**SHORT EXERCISE:** Reproduce without alteration the lines below, starting at the line that contains "y-tick-label: 10 xyxy=(41,141,53,153)" and ending at the line that contains "y-tick-label: 995 xyxy=(83,206,101,218)", both included.

**DATA TO USE:**
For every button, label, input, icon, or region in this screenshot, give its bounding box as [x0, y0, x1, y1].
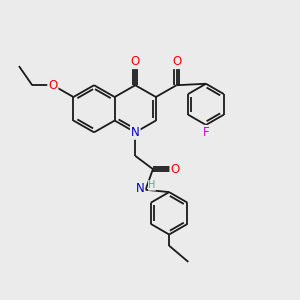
Text: O: O	[48, 79, 58, 92]
Text: H: H	[148, 180, 156, 190]
Text: O: O	[172, 55, 181, 68]
Text: O: O	[170, 163, 180, 176]
Text: N: N	[131, 126, 140, 139]
Text: N: N	[136, 182, 145, 195]
Text: F: F	[202, 126, 209, 139]
Text: O: O	[131, 55, 140, 68]
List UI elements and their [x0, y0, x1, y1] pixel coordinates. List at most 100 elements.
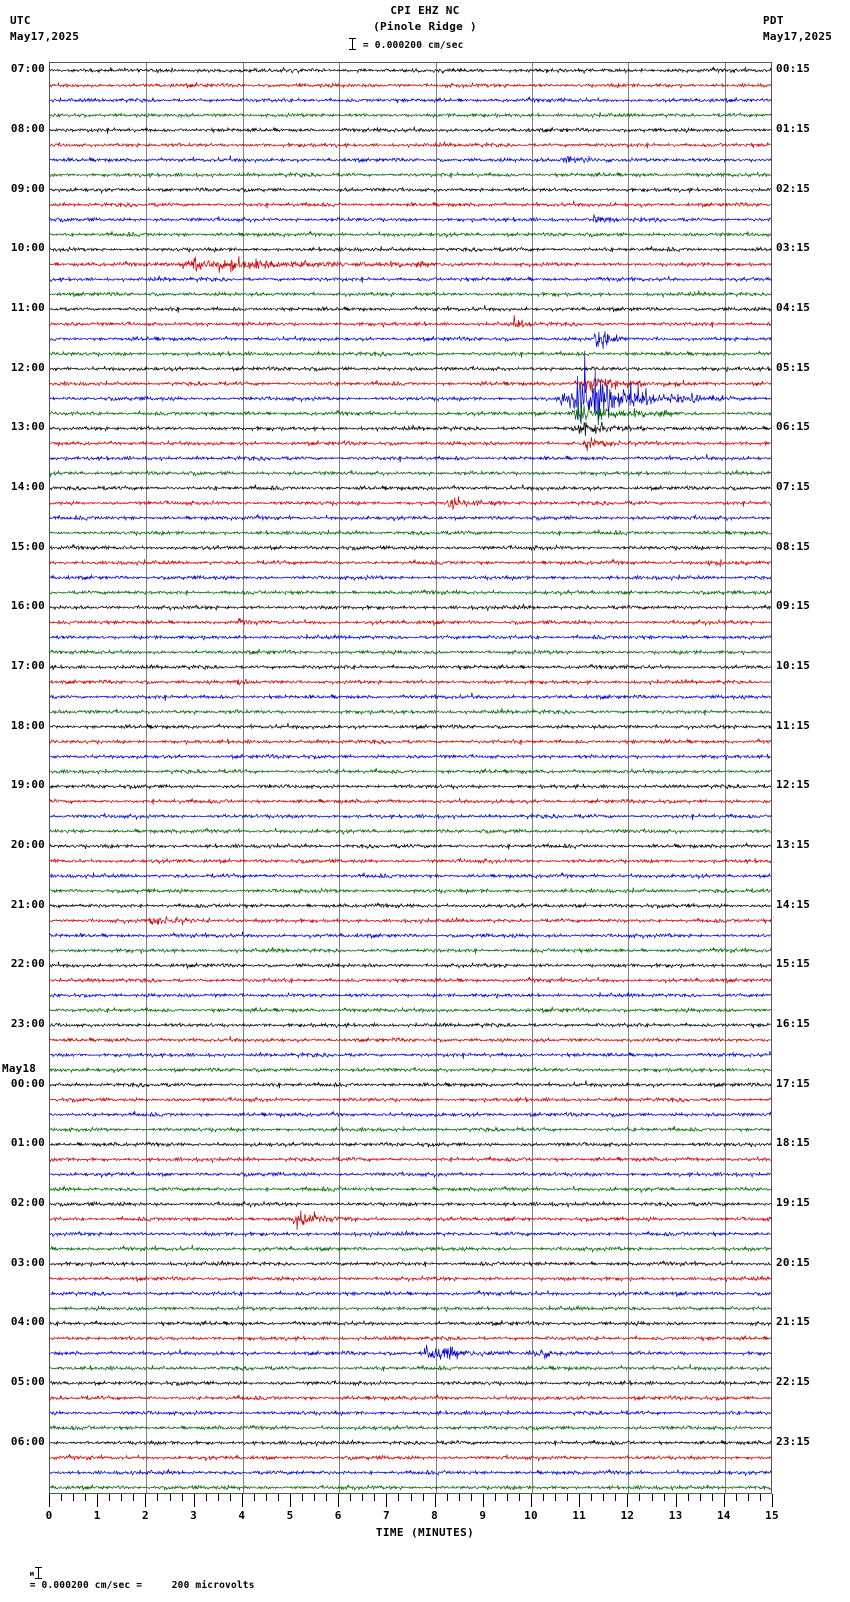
- trace-row-7: [50, 171, 771, 179]
- trace-row-23: [50, 402, 771, 422]
- x-minor-tick: [567, 1494, 568, 1501]
- row-label-pdt-0315: 03:15: [776, 241, 811, 255]
- x-major-tick-1: [97, 1494, 98, 1507]
- x-major-tick-6: [338, 1494, 339, 1507]
- row-label-pdt-1215: 12:15: [776, 778, 811, 792]
- station-name: (Pinole Ridge ): [373, 20, 477, 33]
- row-label-pdt-1115: 11:15: [776, 718, 811, 732]
- x-major-tick-2: [145, 1494, 146, 1507]
- x-minor-tick: [326, 1494, 327, 1501]
- gridline-minute-2: [146, 63, 147, 1493]
- row-label-pdt-1615: 16:15: [776, 1017, 811, 1031]
- trace-row-10: [50, 214, 771, 224]
- x-minor-tick: [218, 1494, 219, 1501]
- trace-row-0: [50, 66, 771, 75]
- header-left-date: May17,2025: [10, 30, 80, 43]
- x-minor-tick: [254, 1494, 255, 1501]
- trace-row-71: [50, 1125, 771, 1133]
- trace-row-42: [50, 692, 771, 701]
- row-label-pdt-1815: 18:15: [776, 1136, 811, 1150]
- trace-row-26: [50, 453, 771, 463]
- row-label-pdt-0215: 02:15: [776, 181, 811, 195]
- trace-row-84: [50, 1319, 771, 1327]
- header-left-timezone-block: UTC May17,2025: [10, 13, 79, 45]
- x-minor-tick: [411, 1494, 412, 1501]
- row-label-pdt-0815: 08:15: [776, 539, 811, 553]
- x-minor-tick: [206, 1494, 207, 1501]
- trace-row-90: [50, 1409, 771, 1417]
- trace-row-44: [50, 722, 771, 731]
- trace-row-95: [50, 1483, 771, 1492]
- x-minor-tick: [688, 1494, 689, 1501]
- row-label-utc-2100: 21:00: [10, 897, 45, 911]
- trace-row-83: [50, 1304, 771, 1313]
- header-scale-text: = 0.000200 cm/sec: [362, 40, 464, 51]
- trace-row-60: [50, 961, 771, 970]
- x-minor-tick: [61, 1494, 62, 1501]
- trace-row-13: [50, 255, 771, 273]
- trace-row-29: [50, 496, 771, 510]
- trace-row-70: [50, 1110, 771, 1119]
- trace-row-68: [50, 1080, 771, 1089]
- row-label-utc-2300: 23:00: [10, 1017, 45, 1031]
- x-minor-tick: [700, 1494, 701, 1501]
- row-label-utc-1600: 16:00: [10, 599, 45, 613]
- trace-row-12: [50, 245, 771, 253]
- x-minor-tick: [591, 1494, 592, 1501]
- trace-row-38: [50, 633, 771, 641]
- trace-row-16: [50, 304, 771, 313]
- x-minor-tick: [615, 1494, 616, 1501]
- x-axis-label-12: 12: [620, 1509, 635, 1522]
- row-label-utc-1800: 18:00: [10, 718, 45, 732]
- trace-row-6: [50, 155, 771, 164]
- x-axis-label-4: 4: [238, 1509, 246, 1522]
- gridline-minute-14: [725, 63, 726, 1493]
- x-minor-tick: [712, 1494, 713, 1501]
- trace-row-19: [50, 350, 771, 358]
- x-major-tick-5: [290, 1494, 291, 1507]
- header-right-timezone-block: PDT May17,2025: [763, 13, 832, 45]
- seismogram-plot[interactable]: [49, 62, 772, 1494]
- trace-row-80: [50, 1260, 771, 1268]
- x-axis-label-13: 13: [668, 1509, 683, 1522]
- x-minor-tick: [278, 1494, 279, 1501]
- x-minor-tick: [133, 1494, 134, 1501]
- row-label-pdt-0015: 00:15: [776, 62, 811, 76]
- x-minor-tick: [471, 1494, 472, 1501]
- row-label-pdt-2015: 20:15: [776, 1255, 811, 1269]
- x-minor-tick: [447, 1494, 448, 1501]
- trace-row-35: [50, 588, 771, 597]
- row-label-utc-1500: 15:00: [10, 539, 45, 553]
- x-major-tick-12: [627, 1494, 628, 1507]
- trace-row-18: [50, 331, 771, 349]
- trace-row-81: [50, 1275, 771, 1283]
- trace-row-58: [50, 931, 771, 940]
- trace-row-1: [50, 81, 771, 89]
- row-label-utc-0200: 02:00: [10, 1196, 45, 1210]
- x-minor-tick: [495, 1494, 496, 1501]
- trace-row-17: [50, 315, 771, 329]
- x-major-tick-11: [579, 1494, 580, 1507]
- x-minor-tick: [459, 1494, 460, 1501]
- trace-row-47: [50, 767, 771, 776]
- row-label-pdt-1715: 17:15: [776, 1076, 811, 1090]
- trace-row-52: [50, 842, 771, 850]
- x-major-tick-15: [772, 1494, 773, 1507]
- trace-row-8: [50, 186, 771, 195]
- x-major-tick-7: [386, 1494, 387, 1507]
- row-label-utc-1400: 14:00: [10, 480, 45, 494]
- trace-row-9: [50, 200, 771, 209]
- row-label-pdt-0615: 06:15: [776, 420, 811, 434]
- footer-scale-prefix: м: [29, 1570, 35, 1578]
- trace-row-25: [50, 437, 771, 452]
- x-minor-tick: [543, 1494, 544, 1501]
- trace-row-89: [50, 1394, 771, 1402]
- row-label-pdt-1415: 14:15: [776, 897, 811, 911]
- x-major-tick-13: [676, 1494, 677, 1507]
- trace-row-51: [50, 827, 771, 835]
- trace-row-4: [50, 126, 771, 134]
- row-label-utc-1100: 11:00: [10, 301, 45, 315]
- x-minor-tick: [109, 1494, 110, 1501]
- x-axis-label-1: 1: [93, 1509, 101, 1522]
- row-label-pdt-1515: 15:15: [776, 957, 811, 971]
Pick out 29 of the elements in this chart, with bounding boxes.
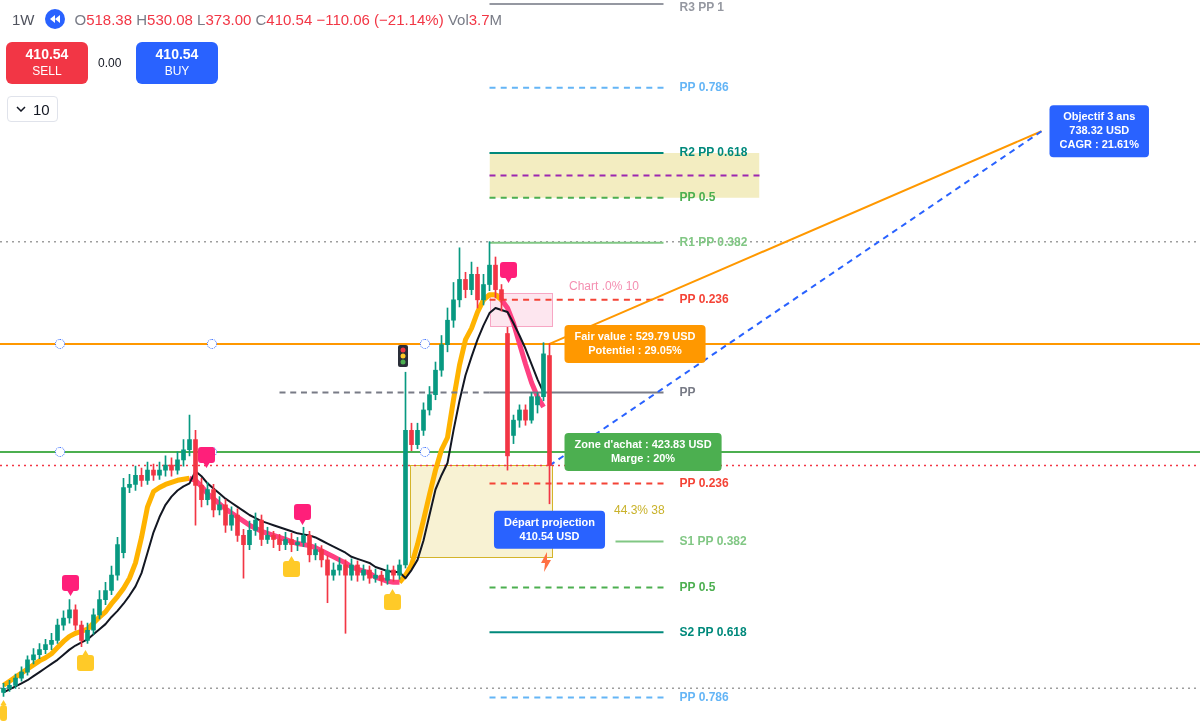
annotation: Chart .0% 10	[569, 279, 640, 293]
series-label: PP	[679, 384, 696, 399]
annotation: 44.3% 38	[614, 503, 665, 517]
ref-line-label: Zone d'achat : 423.83 USD Marge : 20%	[574, 437, 712, 464]
annotation: 10	[33, 100, 50, 118]
text: 1W	[12, 10, 35, 28]
dropdown-field: 10	[7, 96, 58, 122]
annotation: Départ projection 410.54 USD	[503, 515, 596, 542]
sell-button: 410.54 SELL	[6, 42, 88, 84]
ref-line-label: Fair value : 529.79 USD Potentiel : 29.05%	[574, 329, 696, 356]
series-label: S1 PP 0.382	[679, 533, 747, 548]
annotation: 410.54	[25, 46, 69, 63]
text: O518.38 H530.08 L373.00 C410.54 −110.06 (−21.14%) Vol3.7M	[74, 10, 503, 28]
annotation: 0.00	[98, 56, 122, 70]
series-label: S2 PP 0.618	[679, 624, 747, 639]
annotation: SELL	[32, 63, 62, 80]
series-label: R2 PP 0.618	[679, 145, 748, 160]
buy-button: 410.54 BUY	[136, 42, 218, 84]
series-label: R3 PP 1	[679, 0, 725, 15]
annotation: 410.54	[155, 46, 199, 63]
series-label: PP 0.5	[679, 579, 716, 594]
series-label: PP 0.786	[679, 80, 729, 95]
series-label: PP 0.786	[679, 689, 729, 704]
series-label: PP 0.236	[679, 292, 729, 307]
series-label: PP 0.236	[679, 475, 729, 490]
series-label: R1 PP 0.382	[679, 235, 748, 250]
series-label: PP 0.5	[679, 190, 716, 205]
annotation: BUY	[164, 63, 190, 80]
text: Objectif 3 ans 738.32 USD CAGR : 21.61%	[1059, 110, 1140, 151]
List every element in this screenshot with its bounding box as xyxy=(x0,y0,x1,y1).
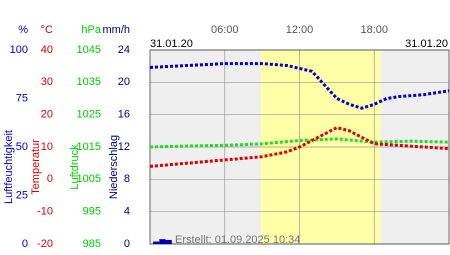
y-tick-label: 10 xyxy=(41,141,53,153)
axis-label: Temperatur xyxy=(30,139,42,195)
rain-bar xyxy=(153,241,160,244)
axis-label: Niederschlag xyxy=(108,135,120,199)
y-tick-label: 0 xyxy=(47,173,53,185)
y-tick-label: 0 xyxy=(22,238,28,250)
y-tick-label: 40 xyxy=(41,44,53,56)
x-tick-label: 18:00 xyxy=(360,24,388,36)
y-tick-label: 16 xyxy=(118,109,130,121)
axis-unit: % xyxy=(18,24,28,36)
y-tick-label: 985 xyxy=(83,238,101,250)
data-line xyxy=(149,126,450,168)
y-tick-label: 995 xyxy=(83,206,101,218)
y-tick-label: 75 xyxy=(16,92,28,104)
y-tick-label: 4 xyxy=(124,206,130,218)
axis-unit: hPa xyxy=(81,24,101,36)
y-tick-label: 8 xyxy=(124,173,130,185)
axis-unit: mm/h xyxy=(103,24,131,36)
x-tick-label: 06:00 xyxy=(211,24,239,36)
y-tick-label: 20 xyxy=(41,109,53,121)
y-tick-label: 1035 xyxy=(77,76,101,88)
date-right: 31.01.20 xyxy=(405,38,448,50)
y-tick-label: 50 xyxy=(16,141,28,153)
y-tick-label: 12 xyxy=(118,141,130,153)
y-tick-label: 25 xyxy=(16,189,28,201)
y-tick-label: 1045 xyxy=(77,44,101,56)
y-tick-label: 0 xyxy=(124,238,130,250)
axis-unit: °C xyxy=(41,24,53,36)
y-tick-label: -20 xyxy=(37,238,53,250)
y-tick-label: 30 xyxy=(41,76,53,88)
footer: Erstellt: 01.09.2025 10:34 xyxy=(175,234,300,246)
rain-bar xyxy=(159,239,166,244)
y-tick-label: 24 xyxy=(118,44,130,56)
y-tick-label: 20 xyxy=(118,76,130,88)
x-tick-label: 12:00 xyxy=(286,24,314,36)
y-tick-label: -10 xyxy=(37,206,53,218)
rain-bar xyxy=(165,239,172,244)
y-tick-label: 1015 xyxy=(77,141,101,153)
axis-label: Luftfeuchtigkeit xyxy=(3,130,15,204)
axis-label: Luftdruck xyxy=(69,144,81,190)
y-tick-label: 100 xyxy=(10,44,28,56)
y-tick-label: 1025 xyxy=(77,109,101,121)
data-line xyxy=(149,62,450,110)
y-tick-label: 1005 xyxy=(77,173,101,185)
date-left: 31.01.20 xyxy=(150,38,193,50)
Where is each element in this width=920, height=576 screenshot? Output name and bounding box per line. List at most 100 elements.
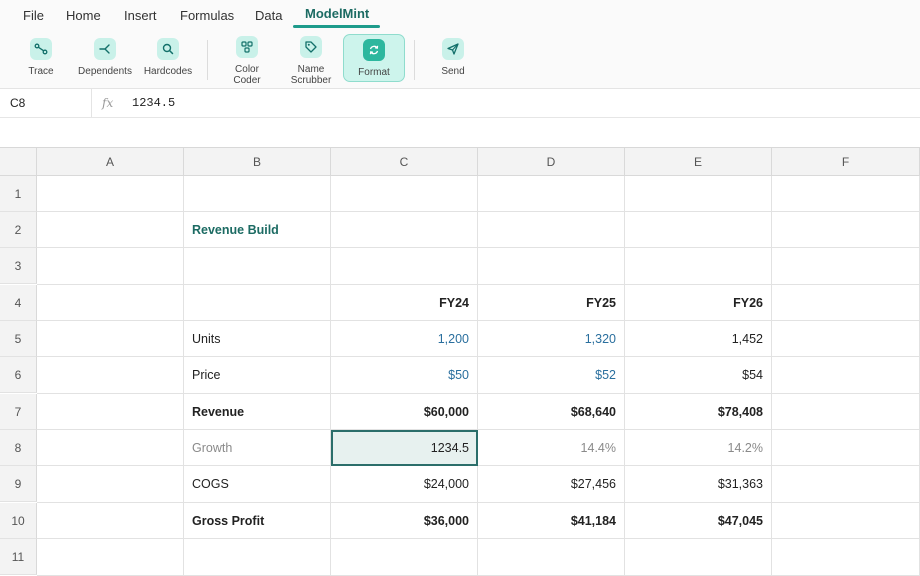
cell-b4[interactable] [184,285,331,321]
name-scrubber-button[interactable]: Name Scrubber [288,34,334,86]
cell-f11[interactable] [772,539,920,576]
cell-c10[interactable]: $36,000 [331,503,478,539]
tab-file[interactable]: File [23,8,44,23]
cell-e7[interactable]: $78,408 [625,394,772,430]
cell-b2[interactable]: Revenue Build [184,212,331,248]
cell-d3[interactable] [478,248,625,285]
cell-d4[interactable]: FY25 [478,285,625,321]
cell-e2[interactable] [625,212,772,248]
cell-e4[interactable]: FY26 [625,285,772,321]
cell-f6[interactable] [772,357,920,394]
cell-a3[interactable] [37,248,184,285]
cell-f1[interactable] [772,176,920,212]
cell-c8[interactable]: 1234.5 [331,430,478,466]
column-header-f[interactable]: F [772,148,920,176]
cell-d11[interactable] [478,539,625,576]
cell-c9[interactable]: $24,000 [331,466,478,503]
tab-insert[interactable]: Insert [124,8,157,23]
row-header-6[interactable]: 6 [0,357,37,393]
column-header-d[interactable]: D [478,148,625,176]
cell-e8[interactable]: 14.2% [625,430,772,466]
cell-f2[interactable] [772,212,920,248]
cell-a5[interactable] [37,321,184,357]
column-header-b[interactable]: B [184,148,331,176]
formula-bar: C8 fx 1234.5 [0,89,920,118]
cell-a7[interactable] [37,394,184,430]
cell-a1[interactable] [37,176,184,212]
cell-e3[interactable] [625,248,772,285]
cell-f10[interactable] [772,503,920,539]
cell-b5[interactable]: Units [184,321,331,357]
cell-e6[interactable]: $54 [625,357,772,394]
cell-f7[interactable] [772,394,920,430]
tab-modelmint[interactable]: ModelMint [305,6,370,21]
cell-d10[interactable]: $41,184 [478,503,625,539]
row-header-7[interactable]: 7 [0,394,37,430]
cell-c11[interactable] [331,539,478,576]
cell-f8[interactable] [772,430,920,466]
tab-home[interactable]: Home [66,8,101,23]
cell-a4[interactable] [37,285,184,321]
cell-b11[interactable] [184,539,331,576]
cell-d9[interactable]: $27,456 [478,466,625,503]
column-header-e[interactable]: E [625,148,772,176]
column-header-a[interactable]: A [37,148,184,176]
cell-f5[interactable] [772,321,920,357]
cell-d6[interactable]: $52 [478,357,625,394]
cell-f9[interactable] [772,466,920,503]
cell-d5[interactable]: 1,320 [478,321,625,357]
send-button[interactable]: Send [432,34,474,84]
cell-a6[interactable] [37,357,184,394]
cell-c7[interactable]: $60,000 [331,394,478,430]
dependents-button[interactable]: Dependents [77,34,133,84]
cell-c2[interactable] [331,212,478,248]
cell-e5[interactable]: 1,452 [625,321,772,357]
cell-a8[interactable] [37,430,184,466]
cell-f3[interactable] [772,248,920,285]
format-button[interactable]: Format [343,34,405,82]
cell-c6[interactable]: $50 [331,357,478,394]
tab-data[interactable]: Data [255,8,283,23]
cell-f4[interactable] [772,285,920,321]
cell-a2[interactable] [37,212,184,248]
cell-c4[interactable]: FY24 [331,285,478,321]
cell-b3[interactable] [184,248,331,285]
hardcodes-button[interactable]: Hardcodes [143,34,193,84]
row-header-3[interactable]: 3 [0,248,37,284]
cell-e11[interactable] [625,539,772,576]
cell-c3[interactable] [331,248,478,285]
cell-d1[interactable] [478,176,625,212]
cell-a9[interactable] [37,466,184,503]
cell-d8[interactable]: 14.4% [478,430,625,466]
cell-c5[interactable]: 1,200 [331,321,478,357]
color-coder-button[interactable]: Color Coder [226,34,268,86]
cell-b6[interactable]: Price [184,357,331,394]
cell-b7[interactable]: Revenue [184,394,331,430]
cell-b8[interactable]: Growth [184,430,331,466]
cell-b10[interactable]: Gross Profit [184,503,331,539]
cell-e9[interactable]: $31,363 [625,466,772,503]
trace-button[interactable]: Trace [20,34,62,84]
row-header-11[interactable]: 11 [0,539,37,575]
tab-formulas[interactable]: Formulas [180,8,235,23]
cell-e1[interactable] [625,176,772,212]
row-header-2[interactable]: 2 [0,212,37,248]
cell-a11[interactable] [37,539,184,576]
cell-d2[interactable] [478,212,625,248]
cell-b9[interactable]: COGS [184,466,331,503]
cell-a10[interactable] [37,503,184,539]
row-header-1[interactable]: 1 [0,176,37,212]
name-box[interactable]: C8 [10,96,26,110]
row-header-8[interactable]: 8 [0,430,37,466]
column-header-c[interactable]: C [331,148,478,176]
cell-b1[interactable] [184,176,331,212]
select-all-corner[interactable] [0,148,37,176]
cell-e10[interactable]: $47,045 [625,503,772,539]
row-header-5[interactable]: 5 [0,321,37,357]
row-header-10[interactable]: 10 [0,503,37,539]
row-header-4[interactable]: 4 [0,285,37,321]
cell-d7[interactable]: $68,640 [478,394,625,430]
row-header-9[interactable]: 9 [0,466,37,502]
cell-c1[interactable] [331,176,478,212]
formula-input[interactable]: 1234.5 [132,96,176,110]
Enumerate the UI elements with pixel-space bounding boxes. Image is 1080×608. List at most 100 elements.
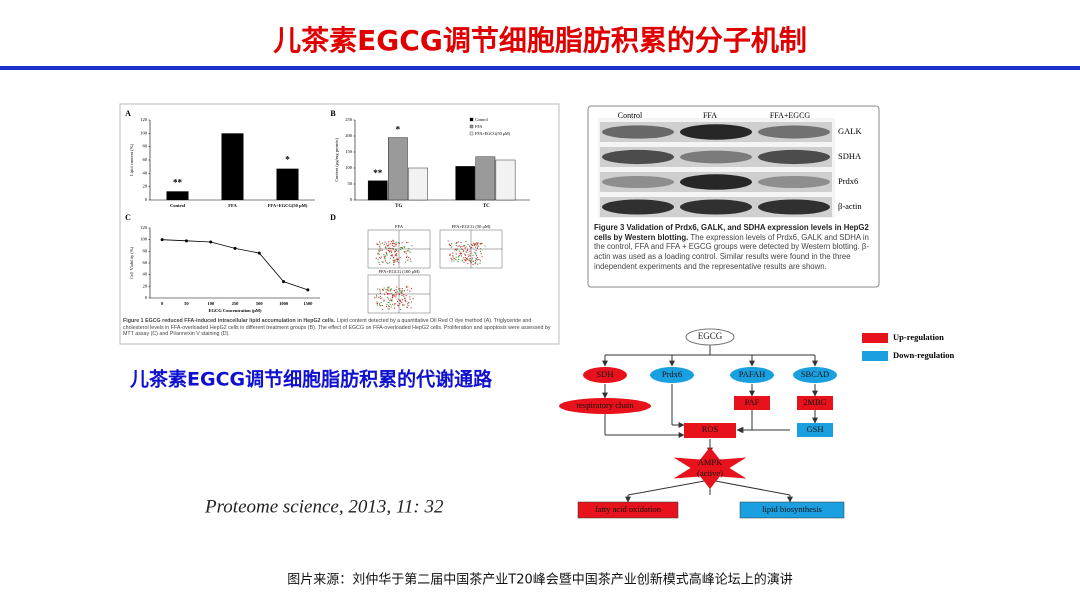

**ANSWER TO THIS PROBLEM:**
y-tick-label: 10 xyxy=(41,141,53,153)
axis-label: Temperatur xyxy=(30,139,42,195)
rain-bar xyxy=(153,241,160,244)
axis-label: Niederschlag xyxy=(108,135,120,199)
y-tick-label: 0 xyxy=(47,173,53,185)
y-tick-label: 0 xyxy=(22,238,28,250)
y-tick-label: 40 xyxy=(41,44,53,56)
x-tick-label: 18:00 xyxy=(360,24,388,36)
y-tick-label: 16 xyxy=(118,109,130,121)
axis-unit: % xyxy=(18,24,28,36)
y-tick-label: 985 xyxy=(83,238,101,250)
data-line xyxy=(149,126,450,168)
y-tick-label: 995 xyxy=(83,206,101,218)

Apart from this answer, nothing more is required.